• [What the task asks] Leave out the pictures and transcribe everything else exactly.

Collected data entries
* start *

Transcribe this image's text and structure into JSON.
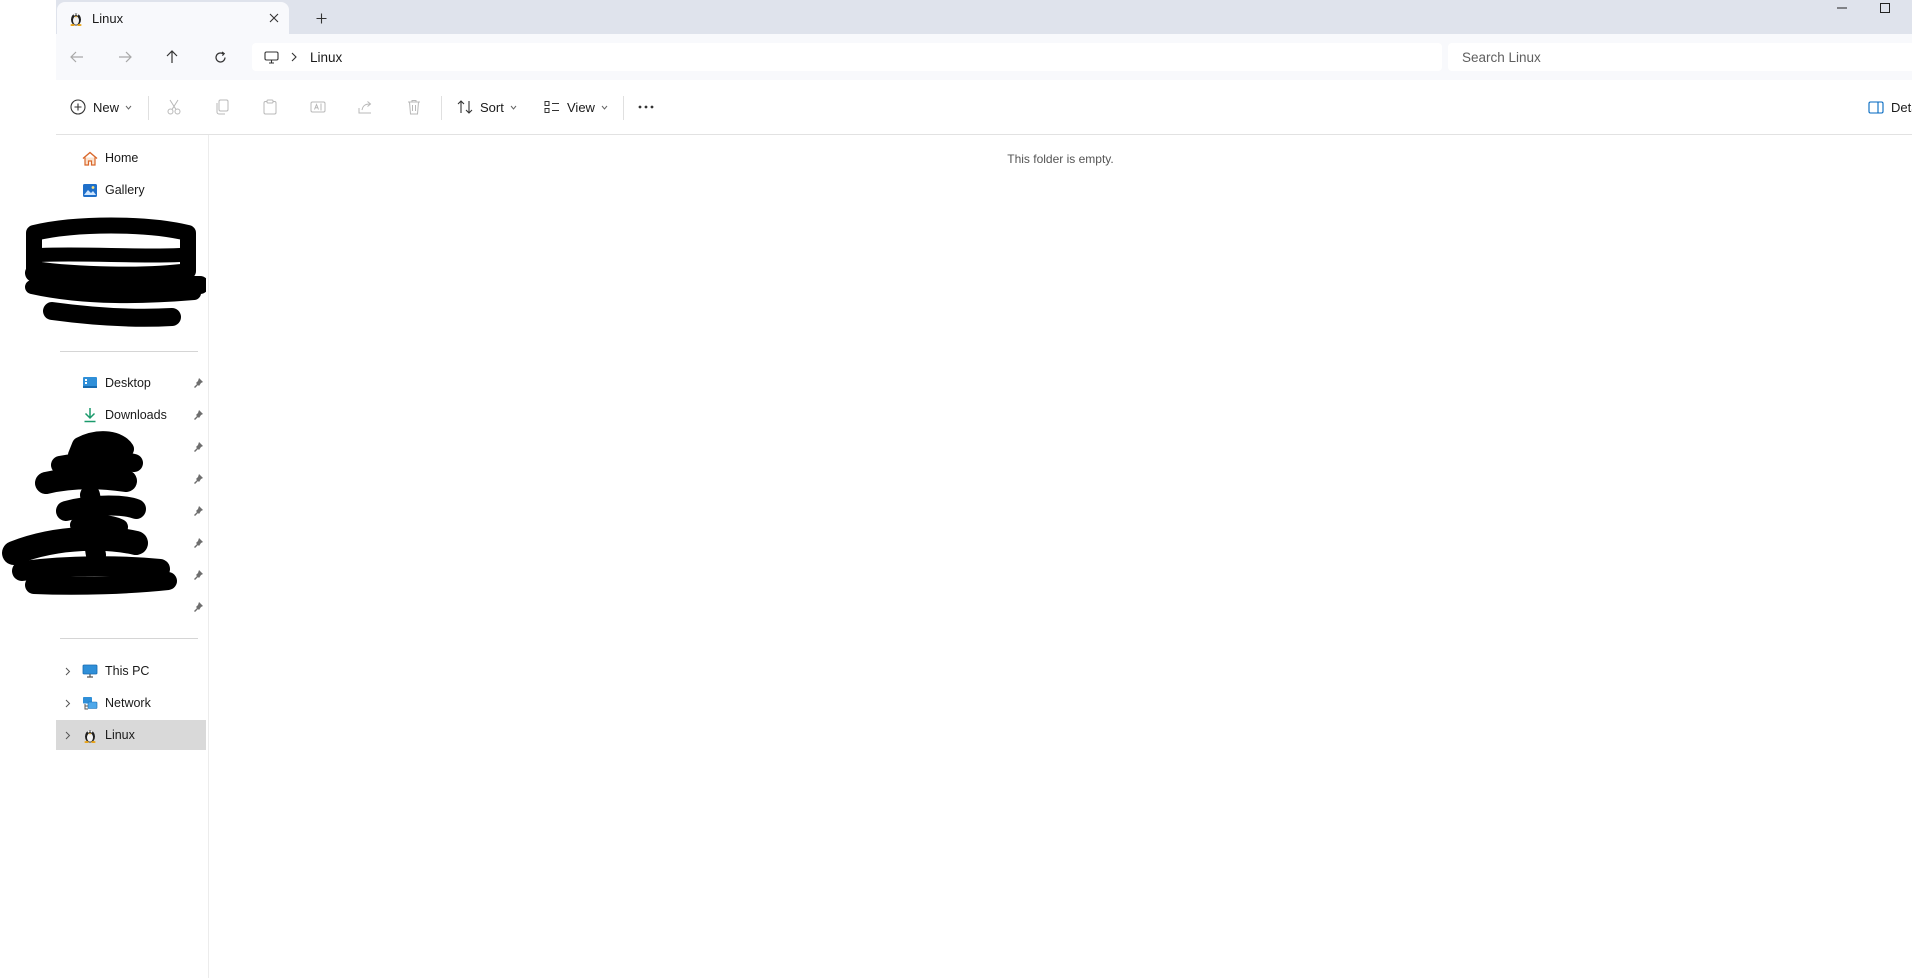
{
  "tab": {
    "title": "Linux",
    "new_tab_glyph": "+"
  },
  "address": {
    "crumb": "Linux"
  },
  "search": {
    "placeholder": "Search Linux"
  },
  "toolbar": {
    "new_label": "New",
    "sort_label": "Sort",
    "view_label": "View",
    "details_label": "Details"
  },
  "sidebar": {
    "home": "Home",
    "gallery": "Gallery",
    "desktop": "Desktop",
    "downloads": "Downloads",
    "this_pc": "This PC",
    "network": "Network",
    "linux": "Linux"
  },
  "content": {
    "empty_message": "This folder is empty."
  },
  "colors": {
    "accent": "#0067c0",
    "titlebar": "#dfe3ec",
    "selected": "#d9d9d9"
  },
  "icons": [
    "linux-tux-icon",
    "close-icon",
    "plus-icon",
    "minimize-icon",
    "maximize-icon",
    "back-arrow-icon",
    "forward-arrow-icon",
    "up-arrow-icon",
    "refresh-icon",
    "pc-icon",
    "chevron-right-icon",
    "new-icon",
    "cut-icon",
    "copy-icon",
    "paste-icon",
    "rename-icon",
    "share-icon",
    "delete-icon",
    "sort-icon",
    "view-icon",
    "more-icon",
    "details-pane-icon",
    "home-icon",
    "gallery-icon",
    "desktop-icon",
    "downloads-icon",
    "pin-icon",
    "this-pc-icon",
    "network-icon"
  ]
}
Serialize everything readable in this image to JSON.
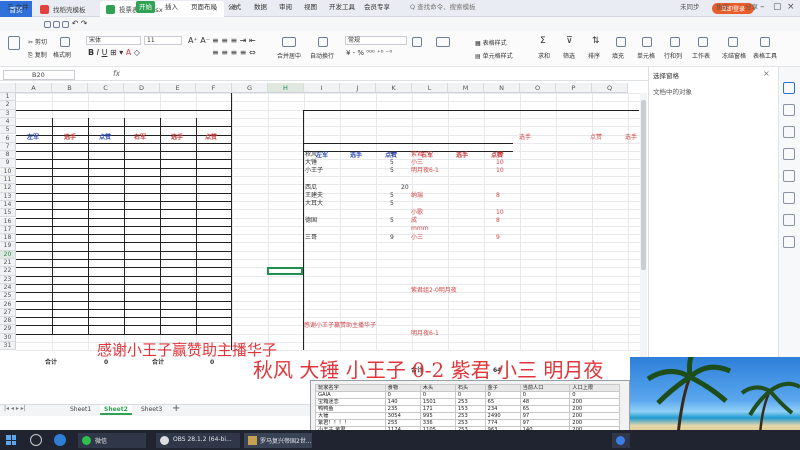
{
  "titlebar": {
    "tabs": [
      {
        "label": "首页",
        "icon": "home-icon"
      },
      {
        "label": "找稻壳模板",
        "icon": "docer-icon"
      },
      {
        "label": "投票表(1).xlsx",
        "icon": "sheet-icon"
      }
    ],
    "login_label": "立即登录"
  },
  "menu": {
    "file": "三 文件",
    "items": [
      "开始",
      "插入",
      "页面布局",
      "公式",
      "数据",
      "审阅",
      "视图",
      "开发工具",
      "会员专享"
    ],
    "search": "Q 查找命令、搜索模板",
    "sync": "未同步",
    "collab": "协作",
    "share": "分享"
  },
  "ribbon": {
    "cut": "剪切",
    "copy": "复制",
    "format_painter": "格式刷",
    "font": "宋体",
    "font_size": "11",
    "number_format": "常规",
    "merge": "合并居中",
    "wrap": "自动换行",
    "table_style": "表格样式",
    "cell_style": "单元格样式",
    "sum": "求和",
    "filter": "筛选",
    "sort": "排序",
    "fill": "填充",
    "cells": "单元格",
    "rowcol": "行和列",
    "sheet": "工作表",
    "freeze": "冻结窗格",
    "table_tools": "表格工具",
    "find": "查找",
    "symbol": "符号"
  },
  "formula": {
    "cell_ref": "B20",
    "fx": "fx"
  },
  "columns": [
    "A",
    "B",
    "C",
    "D",
    "E",
    "F",
    "G",
    "H",
    "I",
    "J",
    "K",
    "L",
    "M",
    "N",
    "O",
    "P",
    "Q"
  ],
  "rows": [
    "1",
    "2",
    "3",
    "4",
    "5",
    "6",
    "7",
    "8",
    "9",
    "10",
    "11",
    "12",
    "13",
    "14",
    "15",
    "16",
    "17",
    "18",
    "19",
    "20",
    "21",
    "22",
    "23",
    "24",
    "25",
    "26",
    "27",
    "28",
    "29",
    "30",
    "31"
  ],
  "left_table": {
    "headers": [
      "左军",
      "选手",
      "点赞",
      "右军",
      "选手",
      "点赞"
    ],
    "total_label_1": "合计",
    "total_value_1": "0",
    "total_label_2": "合计",
    "total_value_2": "0"
  },
  "right_table": {
    "headers": [
      "左军",
      "选手",
      "点赞",
      "右军",
      "选手",
      "点赞"
    ],
    "left_names": [
      "秋风",
      "大锤",
      "小王子",
      "西瓜",
      "王建夫",
      "大耳大",
      "德国",
      "三哥"
    ],
    "left_values": [
      "5",
      "5",
      "5",
      "20",
      "5",
      "5",
      "5",
      "9"
    ],
    "right_names": [
      "紫君",
      "小三",
      "明月夜6-1",
      "纳瑞",
      "小歌",
      "成",
      "mmm",
      "小三"
    ],
    "right_values": [
      "10",
      "10",
      "10",
      "8",
      "10",
      "8",
      "9"
    ],
    "note1": "紫君组2-0明月夜",
    "note2": "感谢小王子赢赞助主播华子",
    "note3": "明月夜6-1",
    "total_label": "合计",
    "total_value": "64"
  },
  "far_right_headers": [
    "选手",
    "点赞",
    "选手"
  ],
  "captions": {
    "line1": "感谢小王子赢赞助主播华子",
    "line2": "秋风 大锤 小王子 0-2 紫君 小三 明月夜"
  },
  "side_panel": {
    "title": "选择窗格",
    "subtitle": "文档中的对象"
  },
  "sheets": [
    "Sheet1",
    "Sheet2",
    "Sheet3"
  ],
  "active_sheet": "Sheet2",
  "popup_table": {
    "headers": [
      "玩家名字",
      "食物",
      "木头",
      "石头",
      "金子",
      "当前人口",
      "人口上限"
    ],
    "rows": [
      [
        "GAIA",
        "0",
        "0",
        "0",
        "0",
        "0",
        "0"
      ],
      [
        "宝箱迷恋",
        "140",
        "1501",
        "253",
        "65",
        "48",
        "200"
      ],
      [
        "鸭鸭鱼",
        "235",
        "171",
        "153",
        "234",
        "65",
        "200"
      ],
      [
        "大锤",
        "3054",
        "995",
        "253",
        "2490",
        "97",
        "200"
      ],
      [
        "紫君！！！！",
        "255",
        "336",
        "253",
        "774",
        "97",
        "200"
      ],
      [
        "小王子 紫君",
        "1174",
        "1105",
        "253",
        "963",
        "140",
        "200"
      ],
      [
        "小三",
        "545",
        "1534",
        "253",
        "1234",
        "105",
        "200"
      ]
    ]
  },
  "taskbar": {
    "wechat": "微信",
    "obs": "OBS 28.1.2 (64-bi...",
    "game": "罗马复兴帝国2世...",
    "dingtalk": "钉钉"
  },
  "colors": {
    "accent_green": "#2fa254",
    "brand_blue": "#2e6fd9",
    "caption_red": "#e0363b"
  }
}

* end *

• [Solution to the problem]
Transcribe this image's text and structure into JSON.
{
  "tab": {
    "title": "Linux",
    "new_tab_glyph": "+"
  },
  "address": {
    "crumb": "Linux"
  },
  "search": {
    "placeholder": "Search Linux"
  },
  "toolbar": {
    "new_label": "New",
    "sort_label": "Sort",
    "view_label": "View",
    "details_label": "Details"
  },
  "sidebar": {
    "home": "Home",
    "gallery": "Gallery",
    "desktop": "Desktop",
    "downloads": "Downloads",
    "this_pc": "This PC",
    "network": "Network",
    "linux": "Linux"
  },
  "content": {
    "empty_message": "This folder is empty."
  },
  "colors": {
    "accent": "#0067c0",
    "titlebar": "#dfe3ec",
    "selected": "#d9d9d9"
  },
  "icons": [
    "linux-tux-icon",
    "close-icon",
    "plus-icon",
    "minimize-icon",
    "maximize-icon",
    "back-arrow-icon",
    "forward-arrow-icon",
    "up-arrow-icon",
    "refresh-icon",
    "pc-icon",
    "chevron-right-icon",
    "new-icon",
    "cut-icon",
    "copy-icon",
    "paste-icon",
    "rename-icon",
    "share-icon",
    "delete-icon",
    "sort-icon",
    "view-icon",
    "more-icon",
    "details-pane-icon",
    "home-icon",
    "gallery-icon",
    "desktop-icon",
    "downloads-icon",
    "pin-icon",
    "this-pc-icon",
    "network-icon"
  ]
}
Serialize everything readable in this image to JSON.
{
  "titlebar": {
    "tabs": [
      {
        "label": "首页",
        "icon": "home-icon"
      },
      {
        "label": "找稻壳模板",
        "icon": "docer-icon"
      },
      {
        "label": "投票表(1).xlsx",
        "icon": "sheet-icon"
      }
    ],
    "login_label": "立即登录"
  },
  "menu": {
    "file": "三 文件",
    "items": [
      "开始",
      "插入",
      "页面布局",
      "公式",
      "数据",
      "审阅",
      "视图",
      "开发工具",
      "会员专享"
    ],
    "search": "Q 查找命令、搜索模板",
    "sync": "未同步",
    "collab": "协作",
    "share": "分享"
  },
  "ribbon": {
    "cut": "剪切",
    "copy": "复制",
    "format_painter": "格式刷",
    "font": "宋体",
    "font_size": "11",
    "number_format": "常规",
    "merge": "合并居中",
    "wrap": "自动换行",
    "table_style": "表格样式",
    "cell_style": "单元格样式",
    "sum": "求和",
    "filter": "筛选",
    "sort": "排序",
    "fill": "填充",
    "cells": "单元格",
    "rowcol": "行和列",
    "sheet": "工作表",
    "freeze": "冻结窗格",
    "table_tools": "表格工具",
    "find": "查找",
    "symbol": "符号"
  },
  "formula": {
    "cell_ref": "B20",
    "fx": "fx"
  },
  "columns": [
    "A",
    "B",
    "C",
    "D",
    "E",
    "F",
    "G",
    "H",
    "I",
    "J",
    "K",
    "L",
    "M",
    "N",
    "O",
    "P",
    "Q"
  ],
  "rows": [
    "1",
    "2",
    "3",
    "4",
    "5",
    "6",
    "7",
    "8",
    "9",
    "10",
    "11",
    "12",
    "13",
    "14",
    "15",
    "16",
    "17",
    "18",
    "19",
    "20",
    "21",
    "22",
    "23",
    "24",
    "25",
    "26",
    "27",
    "28",
    "29",
    "30",
    "31"
  ],
  "left_table": {
    "headers": [
      "左军",
      "选手",
      "点赞",
      "右军",
      "选手",
      "点赞"
    ],
    "total_label_1": "合计",
    "total_value_1": "0",
    "total_label_2": "合计",
    "total_value_2": "0"
  },
  "right_table": {
    "headers": [
      "左军",
      "选手",
      "点赞",
      "右军",
      "选手",
      "点赞"
    ],
    "left_names": [
      "秋风",
      "大锤",
      "小王子",
      "西瓜",
      "王建夫",
      "大耳大",
      "德国",
      "三哥"
    ],
    "left_values": [
      "5",
      "5",
      "5",
      "20",
      "5",
      "5",
      "5",
      "9"
    ],
    "right_names": [
      "紫君",
      "小三",
      "明月夜6-1",
      "纳瑞",
      "小歌",
      "成",
      "mmm",
      "小三"
    ],
    "right_values": [
      "10",
      "10",
      "10",
      "8",
      "10",
      "8",
      "9"
    ],
    "note1": "紫君组2-0明月夜",
    "note2": "感谢小王子赢赞助主播华子",
    "note3": "明月夜6-1",
    "total_label": "合计",
    "total_value": "64"
  },
  "far_right_headers": [
    "选手",
    "点赞",
    "选手"
  ],
  "captions": {
    "line1": "感谢小王子赢赞助主播华子",
    "line2": "秋风 大锤 小王子 0-2 紫君 小三 明月夜"
  },
  "side_panel": {
    "title": "选择窗格",
    "subtitle": "文档中的对象"
  },
  "sheets": [
    "Sheet1",
    "Sheet2",
    "Sheet3"
  ],
  "active_sheet": "Sheet2",
  "popup_table": {
    "headers": [
      "玩家名字",
      "食物",
      "木头",
      "石头",
      "金子",
      "当前人口",
      "人口上限"
    ],
    "rows": [
      [
        "GAIA",
        "0",
        "0",
        "0",
        "0",
        "0",
        "0"
      ],
      [
        "宝箱迷恋",
        "140",
        "1501",
        "253",
        "65",
        "48",
        "200"
      ],
      [
        "鸭鸭鱼",
        "235",
        "171",
        "153",
        "234",
        "65",
        "200"
      ],
      [
        "大锤",
        "3054",
        "995",
        "253",
        "2490",
        "97",
        "200"
      ],
      [
        "紫君！！！！",
        "255",
        "336",
        "253",
        "774",
        "97",
        "200"
      ],
      [
        "小王子 紫君",
        "1174",
        "1105",
        "253",
        "963",
        "140",
        "200"
      ],
      [
        "小三",
        "545",
        "1534",
        "253",
        "1234",
        "105",
        "200"
      ]
    ]
  },
  "taskbar": {
    "wechat": "微信",
    "obs": "OBS 28.1.2 (64-bi...",
    "game": "罗马复兴帝国2世...",
    "dingtalk": "钉钉"
  },
  "colors": {
    "accent_green": "#2fa254",
    "brand_blue": "#2e6fd9",
    "caption_red": "#e0363b"
  }
}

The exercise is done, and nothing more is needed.